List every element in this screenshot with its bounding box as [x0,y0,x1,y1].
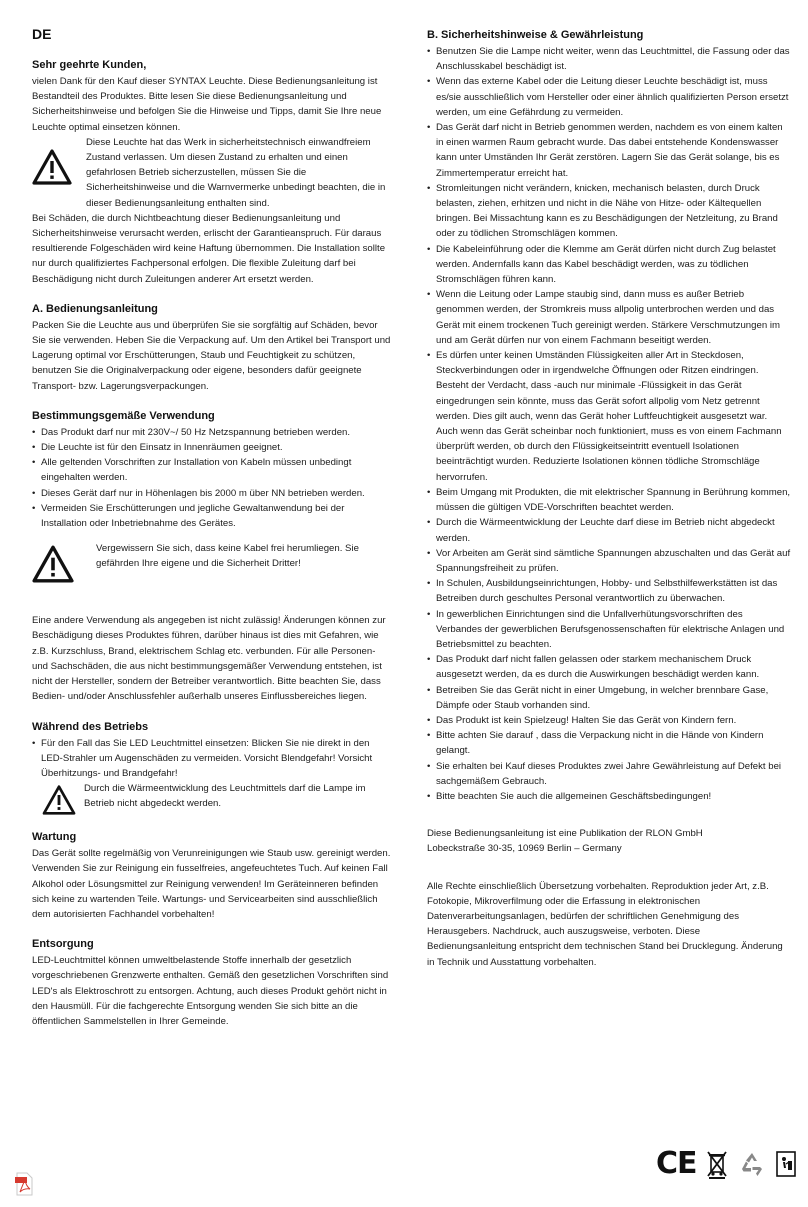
list-item: • Das Produkt darf nur mit 230V~/ 50 Hz Netzspannung betrieben werden. [32,425,392,440]
ce-mark-icon: CE [656,1146,697,1181]
list-item: • Bitte achten Sie darauf , dass die Verpackung nicht in die Hände von Kindern gelangt. [427,728,791,758]
disposal-text: LED-Leuchtmittel können umweltbelastende Stoffe innerhalb der gesetzlich vorgeschriebenen Grenzwerte enthalten. Gemäß den gesetzlichen Vorschriften sind LED's als Elektroschrott zu entsorgen. Achtung, auch dieses Produkt gehört nicht in den Hausmüll. Für die fachgerechte Entsorgung wenden Sie sich bitte an die öffentlichen Sammelstellen in Ihrer Gemeinde. [32,955,389,1027]
intended-use-section [32,409,392,705]
imprint-block [427,826,791,856]
list-item: • Sie erhalten bei Kauf dieses Produktes zwei Jahre Gewährleistung auf Defekt bei sachgemäßem Gebrauch. [427,759,791,789]
warning-triangle-icon [42,785,76,815]
list-item: • Beim Umgang mit Produkten, die mit elektrischer Spannung in Berührung kommen, müssen die gültigen VDE-Vorschriften beachtet werden. [427,485,791,515]
cable-warning-block [32,541,392,581]
intro-safety-paragraph: Diese Leuchte hat das Werk in sicherheitstechnisch einwandfreiem Zustand verlassen. Um diesen Zustand zu erhalten und einen gefahrlosen Betrieb sicherzustellen, müssen Sie die Sicherheitshinweise und die Warnvermerke unbedingt beachten, die in dieser Bedienungsanleitung enthalten sind. [86,136,386,209]
list-item: • Das Produkt darf nicht fallen gelassen oder starkem mechanischem Druck ausgesetzt werden, da es durch die Auswirkungen beschädigt werden kann. [427,652,791,682]
operation-heading: Während des Betriebs [32,720,149,733]
right-column [427,28,791,970]
list-item: • Wenn das externe Kabel oder die Leitung dieser Leuchte beschädigt ist, muss es/sie ausschließlich vom Hersteller oder einer ähnlich qualifizierten Person ersetzt werden, um eine Gefährdung zu vermeiden. [427,74,791,120]
maintenance-heading: Wartung [32,831,77,844]
crossed-bin-icon [706,1149,728,1179]
maintenance-section [32,830,392,922]
operating-instructions-section [32,302,392,394]
list-item: • Stromleitungen nicht verändern, knicken, mechanisch belasten, durch Druck belasten, ziehen, erhitzen und nicht in die Nähe von Hitze- oder Kältequellen bringen. Bei Missachtung kann es zu Beschädigungen der Netzleitung, zu Brand oder zu tödlichen Stromschlägen kommen. [427,181,791,242]
warning-triangle-icon [32,545,74,583]
list-item: • Für den Fall das Sie LED Leuchtmittel einsetzen: Blicken Sie nie direkt in den LED-Strahler um Augenschäden zu vermeiden. Vorsicht Blendgefahr! Vorsicht Überhitzungs- und Brandgefahr! [32,736,392,782]
list-item: • Durch die Wärmeentwicklung der Leuchte darf diese im Betrieb nicht abgedeckt werden. [427,515,791,545]
page-language-label: DE [32,26,52,42]
pdf-file-icon [14,1172,34,1196]
operation-list [32,736,392,782]
list-item: • Vermeiden Sie Erschütterungen und jegliche Gewaltanwendung bei der Installation oder Inbetriebnahme des Gerätes. [32,501,392,531]
safety-list [427,44,791,804]
disposal-heading: Entsorgung [32,938,94,951]
list-item: • Das Produkt ist kein Spielzeug! Halten Sie das Gerät von Kindern fern. [427,713,791,728]
certification-marks [656,1147,796,1181]
list-item: • Bitte beachten Sie auch die allgemeinen Geschäftsbedingungen! [427,789,791,804]
list-item: • In Schulen, Ausbildungseinrichtungen, Hobby- und Selbsthilfewerkstätten ist das Betreiben durch geschultes Personal verantwortlich zu überwachen. [427,576,791,606]
list-item: • Es dürfen unter keinen Umständen Flüssigkeiten aller Art in Steckdosen, Steckverbindungen oder in irgendwelche Öffnungen oder Ritzen eindringen. Besteht der Verdacht, dass -auch nur minimale -Flüssigkeit in das Gerät eingedrungen sein könnte, muss das Gerät sofort allpolig vom Netz getrennt werden. Dies gilt auch, wenn das Gerät hoher Luftfeuchtigkeit ausgesetzt war. Auch wenn das Gerät scheinbar noch funktioniert, muss es von einem Fachmann überprüft werden, ob durch den Flüssigkeitseintritt eventuell Isolationen beeinträchtigt wurden. Reduzierte Isolationen können tödliche Stromschläge hervorrufen. [427,348,791,485]
disposal-section [32,937,392,1029]
intro-warning-block [32,135,392,211]
section-a-text: Packen Sie die Leuchte aus und überprüfen Sie sie sorgfältig auf Schäden, bevor Sie sie verwenden. Heben Sie die Verpackung auf. Um den Artikel bei Transport und Lagerung optimal vor Erschütterungen, Staub und Feuchtigkeit zu schützen, benutzen Sie die Originalverpackung oder eigene, besonders dafür geeignete Transport- bzw. Lagerungsverpackungen. [32,319,391,392]
list-item: • Das Gerät darf nicht in Betrieb genommen werden, nachdem es von einem kalten in einen warmen Raum gebracht wurde. Das dabei entstehende Kondenswasser kann unter Umständen Ihr Gerät zerstören. Lagern Sie das Gerät solange, bis es Zimmertemperatur erreicht hat. [427,120,791,181]
list-item: • Die Kabeleinführung oder die Klemme am Gerät dürfen nicht durch Zug belastet werden. Andernfalls kann das Kabel beschädigt werden, was zu tödlichen Stromschlägen führen kann. [427,242,791,288]
other-use-paragraph: Eine andere Verwendung als angegeben ist nicht zulässig! Änderungen können zur Beschädigung dieses Produktes führen, darüber hinaus ist dies mit Gefahren, wie z.B. Kurzschluss, Brand, elektrischem Schlag etc. verbunden. Für alle Personen- und Sachschäden, die aus nicht bestimmungsgemäßer Verwendung entstehen, ist nicht der Hersteller, sondern der Betreiber verantwortlich. Bitte beachten Sie, dass Bedien- und/oder Anschlussfehler außerhalb unseres Einflussbereiches liegen. [32,615,386,703]
left-column [32,58,392,1044]
maintenance-text: Das Gerät sollte regelmäßig von Verunreinigungen wie Staub usw. gereinigt werden. Verwenden Sie zur Reinigung ein fusselfreies, angefeuchtetes Tuch. Auf keinen Fall Alkohol oder Lösungsmittel zur Reinigung verwenden! Im Geräteinneren befinden sich keine zu wartenden Teile. Wartungs- und Servicearbeiten sind ausschließlich dem autorisierten Fachhandel vorbehalten! [32,848,391,920]
list-item: • Betreiben Sie das Gerät nicht in einer Umgebung, in welcher brennbare Gase, Dämpfe oder Staub vorhanden sind. [427,683,791,713]
imprint-line: Diese Bedienungsanleitung ist eine Publikation der RLON GmbH [427,828,703,840]
list-item: • Dieses Gerät darf nur in Höhenlagen bis 2000 m über NN betrieben werden. [32,486,392,501]
intended-use-heading: Bestimmungsgemäße Verwendung [32,409,215,422]
trash-disposal-icon [776,1149,796,1179]
intended-use-list [32,425,392,531]
list-item: • Vor Arbeiten am Gerät sind sämtliche Spannungen abzuschalten und das Gerät auf Spannungsfreiheit zu prüfen. [427,546,791,576]
operation-section [32,720,392,816]
recycling-icon [738,1149,766,1179]
list-item: • Alle geltenden Vorschriften zur Installation von Kabeln müssen unbedingt eingehalten werden. [32,455,392,485]
imprint-address: Lobeckstraße 30-35, 10969 Berlin – Germany [427,843,622,855]
safety-warranty-section [427,28,791,804]
list-item: • Die Leuchte ist für den Einsatz in Innenräumen geeignet. [32,440,392,455]
intro-section [32,58,392,287]
section-a-heading: A. Bedienungsanleitung [32,302,158,315]
list-item: • In gewerblichen Einrichtungen sind die Unfallverhütungsvorschriften des Verbandes der gewerblichen Berufsgenossenschaften für elektrische Anlagen und Betriebsmittel zu beachten. [427,607,791,653]
list-item: • Wenn die Leitung oder Lampe staubig sind, dann muss es außer Betrieb genommen werden, der Stromkreis muss allpolig unterbrochen werden und das Gerät mit einem trockenen Tuch gereinigt werden. Stärkere Verschmutzungen im und am Gerät dürfen nur von einem Fachmann beseitigt werden. [427,287,791,348]
rights-paragraph: Alle Rechte einschließlich Übersetzung vorbehalten. Reproduktion jeder Art, z.B. Fotokopie, Mikroverfilmung oder die Erfassung in elektronischen Datenverarbeitungsanlagen, bedürfen der schriftlichen Genehmigung des Herausgebers. Nachdruck, auch auszugsweise, verboten. Diese Bedienungsanleitung entspricht dem technischen Stand bei Drucklegung. Änderung in Technik und Ausstattung vorbehalten. [427,880,783,968]
intro-paragraph: vielen Dank für den Kauf dieser SYNTAX Leuchte. Diese Bedienungsanleitung ist Bestandteil des Produktes. Bitte lesen Sie diese Bedienungsanleitung und Sicherheitshinweise und befolgen Sie die Hinweise und Tipps, damit Sie Ihre neue Leuchte optimal einsetzen können. [32,76,382,133]
intro-liability-paragraph: Bei Schäden, die durch Nichtbeachtung dieser Bedienungsanleitung und Sicherheitshinweise verursacht werden, erlischt der Garantieanspruch. Für daraus resultierende Folgeschäden wird keine Haftung übernommen. Die Installation sollte nur durch qualifiziertes Fachpersonal erfolgen. Die flexible Zuleitung darf bei Beschädigung nicht durch Zuleitungen anderer Art ersetzt werden. [32,212,386,285]
intro-heading: Sehr geehrte Kunden, [32,59,147,71]
cable-warning-text: Vergewissern Sie sich, dass keine Kabel frei herumliegen. Sie gefährden Ihre eigene und die Sicherheit Dritter! [96,543,359,570]
warning-triangle-icon [32,149,72,185]
list-item: • Benutzen Sie die Lampe nicht weiter, wenn das Leuchtmittel, die Fassung oder das Anschlusskabel beschädigt ist. [427,44,791,74]
heat-warning-text: Durch die Wärmeentwicklung des Leuchtmittels darf die Lampe im Betrieb nicht abgedeckt werden. [84,783,366,810]
section-b-heading: B. Sicherheitshinweise & Gewährleistung [427,29,644,41]
heat-warning-block [32,781,392,815]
---------------
INSTRUCTIONS FOR THE TASK: Copy out each line of the entries above that holds "Betreiben".

REPLY TO THE EXERCISE:
list-item: • In Schulen, Ausbildungseinrichtungen, Hobby- und Selbsthilfewerkstätten ist das Betreiben durch geschultes Personal verantwortlich zu überwachen. [427,576,791,606]
list-item: • Betreiben Sie das Gerät nicht in einer Umgebung, in welcher brennbare Gase, Dämpfe oder Staub vorhanden sind. [427,683,791,713]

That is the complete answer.